What the task asks :: Print the entries verbatim, leaving out the images they contain.

Stored rows ::
-----

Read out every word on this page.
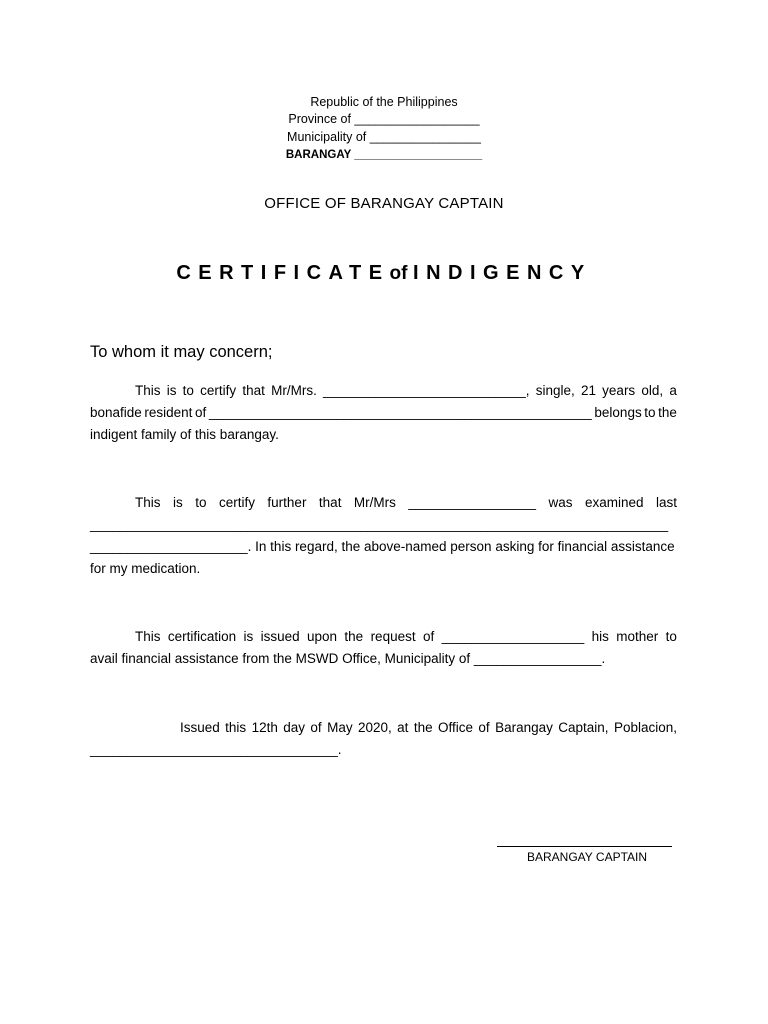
Republic of the Philippines
Province of __________________
Municipality of ________________
BARANGAY ____________________
OFFICE OF BARANGAY CAPTAIN
CERTIFICATEof INDIGENCY
To whom it may concern;
This is to certify that Mr/Mrs. ___________________________, single, 21 years old, a
bonafide resident of ___________________________________________________ belongs to the
indigent family of this barangay.
This is to certify further that Mr/Mrs _________________ was examined last
_____________________________________________________________________________
_____________________. In this regard, the above-named person asking for financial assistance
for my medication.
This certification is issued upon the request of ___________________ his mother to
avail financial assistance from the MSWD Office, Municipality of _________________.
Issued this 12th day of May 2020, at the Office of Barangay Captain, Poblacion,
_________________________________.
BARANGAY CAPTAIN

-----

The result ::
Read out every word on this page.
Republic of the Philippines
Province of __________________
Municipality of ________________
BARANGAY ____________________
OFFICE OF BARANGAY CAPTAIN
CERTIFICATEof INDIGENCY
To whom it may concern;
This is to certify that Mr/Mrs. ___________________________, single, 21 years old, a
bonafide resident of ___________________________________________________ belongs to the
indigent family of this barangay.
This is to certify further that Mr/Mrs _________________ was examined last
_____________________________________________________________________________
_____________________. In this regard, the above-named person asking for financial assistance
for my medication.
This certification is issued upon the request of ___________________ his mother to
avail financial assistance from the MSWD Office, Municipality of _________________.
Issued this 12th day of May 2020, at the Office of Barangay Captain, Poblacion,
_________________________________.
BARANGAY CAPTAIN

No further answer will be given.